What you should do. From the records, pick out and copy each line containing "Przekroju".
### Dataset records ###
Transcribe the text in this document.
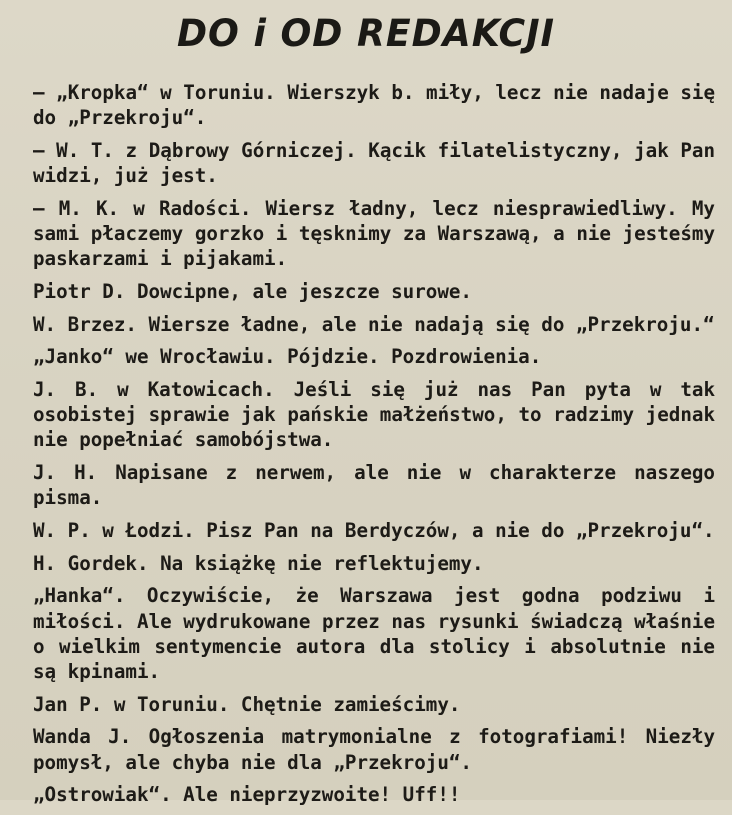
DO i OD REDAKCJI

— „Kropka“ w Toruniu. Wierszyk b. miły, lecz nie nadaje się do „Przekroju“.

— W. T. z Dąbrowy Górniczej. Kącik filatelistyczny, jak Pan widzi, już jest.

— M. K. w Radości. Wiersz ładny, lecz niesprawiedliwy. My sami płaczemy gorzko i tęsknimy za Warszawą, a nie jesteśmy paskarzami i pijakami.

Piotr D. Dowcipne, ale jeszcze surowe.

W. Brzez. Wiersze ładne, ale nie nadają się do „Przekroju.“

„Janko“ we Wrocławiu. Pójdzie. Pozdrowienia.

J. B. w Katowicach. Jeśli się już nas Pan pyta w tak osobistej sprawie jak pańskie małżeństwo, to radzimy jednak nie popełniać samobójstwa.

J. H. Napisane z nerwem, ale nie w charakterze naszego pisma.

W. P. w Łodzi. Pisz Pan na Berdyczów, a nie do „Przekroju“.

H. Gordek. Na książkę nie reflektujemy.

„Hanka“. Oczywiście, że Warszawa jest godna podziwu i miłości. Ale wydrukowane przez nas rysunki świadczą właśnie o wielkim sentymencie autora dla stolicy i absolutnie nie są kpinami.

Jan P. w Toruniu. Chętnie zamieścimy.

Wanda J. Ogłoszenia matrymonialne z fotografiami! Niezły pomysł, ale chyba nie dla „Przekroju“.

„Ostrowiak“. Ale nieprzyzwoite! Uff!!
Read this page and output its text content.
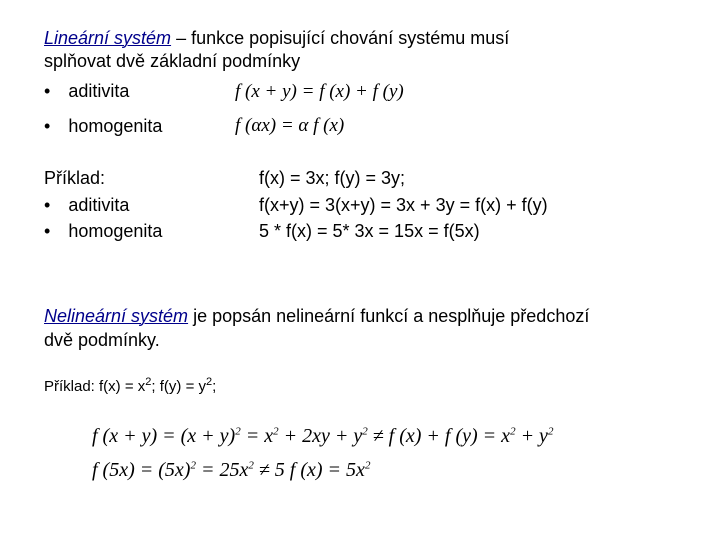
Lineární systém – funkce popisující chování systému musí
splňovat dvě základní podmínky
• aditivita	f (x + y) = f (x) + f (y)
• homogenita	f (αx) = α f (x)
Příklad:
• aditivita
• homogenita
f(x) = 3x; f(y) = 3y;
f(x+y) = 3(x+y) = 3x + 3y = f(x) + f(y)
5 * f(x) = 5* 3x = 15x = f(5x)
Nelineární systém je popsán nelineární funkcí a nesplňuje předchozí
dvě podmínky.
Příklad: $f(x) = x^2$; $f(y) = y^2$;
f $(x + y) = (x + y)^2 = x^2 + 2xy + y^2 \ne f$ (x) + f $(y) = x^2 + y^2$
f $(5x) = (5x)^2 = 25x^2 \ne 5$ f $(x) = 5x^2$
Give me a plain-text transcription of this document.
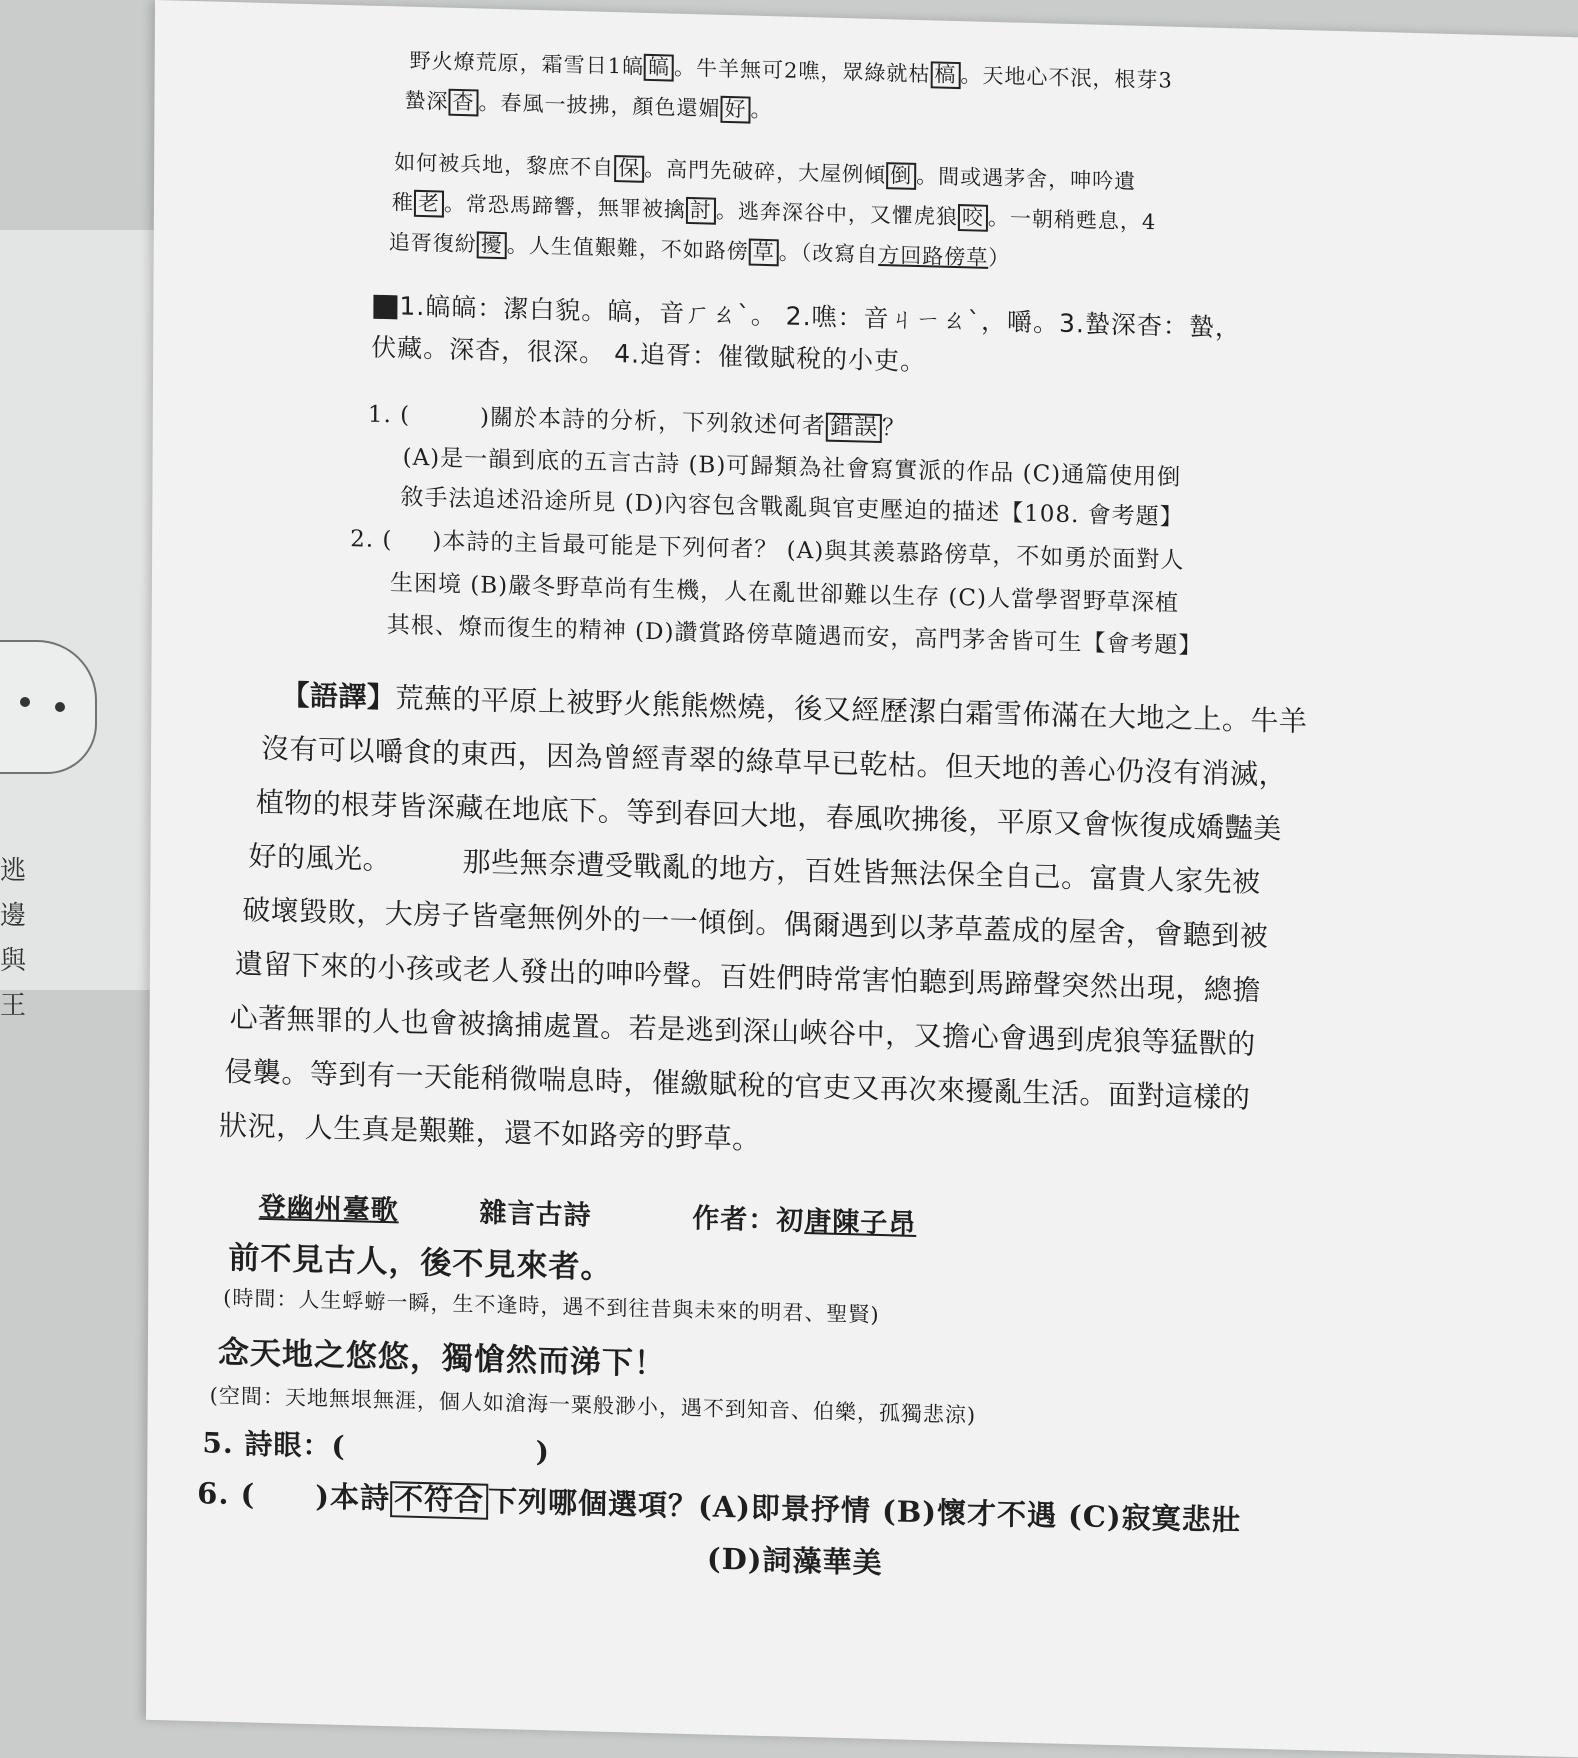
逃
邊
與
王
野火燎荒原，霜雪日1皜 皜 。牛羊無可2噍，眾綠就枯 槁 。天地心不泯，根芽3
蟄深 杳 。春風一披拂，顏色還媚 好 。
如何被兵地，黎庶不自 保 。高門先破碎，大屋例傾 倒 。間或遇茅舍，呻吟遺
稚 老 。常恐馬蹄響，無罪被擒 討 。逃奔深谷中，又懼虎狼 咬 。一朝稍甦息，4
追胥復紛 擾 。人生值艱難，不如路傍 草 。（改寫自方回路傍草）
1.皜皜：潔白貌。皜，音ㄏㄠˋ。 2.噍：音ㄐㄧㄠˋ，嚼。3.蟄深杳：蟄，
伏藏。深杳，很深。 4.追胥：催徵賦稅的小吏。
1. (	)關於本詩的分析，下列敘述何者 錯誤 ？
(A)是一韻到底的五言古詩 (B)可歸類為社會寫實派的作品 (C)通篇使用倒
敘手法追述沿途所見 (D)內容包含戰亂與官吏壓迫的描述【108. 會考題】
2. ( )本詩的主旨最可能是下列何者？ (A)與其羨慕路傍草，不如勇於面對人
生困境 (B)嚴冬野草尚有生機，人在亂世卻難以生存 (C)人當學習野草深植
其根、燎而復生的精神 (D)讚賞路傍草隨遇而安，高門茅舍皆可生【會考題】
【語譯】荒蕪的平原上被野火熊熊燃燒，後又經歷潔白霜雪佈滿在大地之上。牛羊
沒有可以嚼食的東西，因為曾經青翠的綠草早已乾枯。但天地的善心仍沒有消滅，
植物的根芽皆深藏在地底下。等到春回大地，春風吹拂後，平原又會恢復成嬌豔美
好的風光。　　　那些無奈遭受戰亂的地方，百姓皆無法保全自己。富貴人家先被
破壞毀敗，大房子皆毫無例外的一一傾倒。偶爾遇到以茅草蓋成的屋舍，會聽到被
遺留下來的小孩或老人發出的呻吟聲。百姓們時常害怕聽到馬蹄聲突然出現，總擔
心著無罪的人也會被擒捕處置。若是逃到深山峽谷中，又擔心會遇到虎狼等猛獸的
侵襲。等到有一天能稍微喘息時，催繳賦稅的官吏又再次來擾亂生活。面對這樣的
狀況，人生真是艱難，還不如路旁的野草。
登幽州臺歌	雜言古詩	作者：初唐陳子昂
前不見古人，後不見來者。
(時間：人生蜉蝣一瞬，生不逢時，遇不到往昔與未來的明君、聖賢)
念天地之悠悠，獨愴然而涕下！
(空間：天地無垠無涯，個人如滄海一粟般渺小，遇不到知音、伯樂，孤獨悲涼)
5. 詩眼：(	)
6. ( )本詩 不符合 下列哪個選項？(A)即景抒情 (B)懷才不遇 (C)寂寞悲壯
(D)詞藻華美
###
Task result.
— „Kropka“ w Toruniu. Wierszyk b. miły, lecz nie nadaje się do „Przekroju“.
W. Brzez. Wiersze ładne, ale nie nadają się do „Przekroju.“
W. P. w Łodzi. Pisz Pan na Berdyczów, a nie do „Przekroju“.
Wanda J. Ogłoszenia matrymonialne z fotografiami! Niezły pomysł, ale chyba nie dla „Przekroju“.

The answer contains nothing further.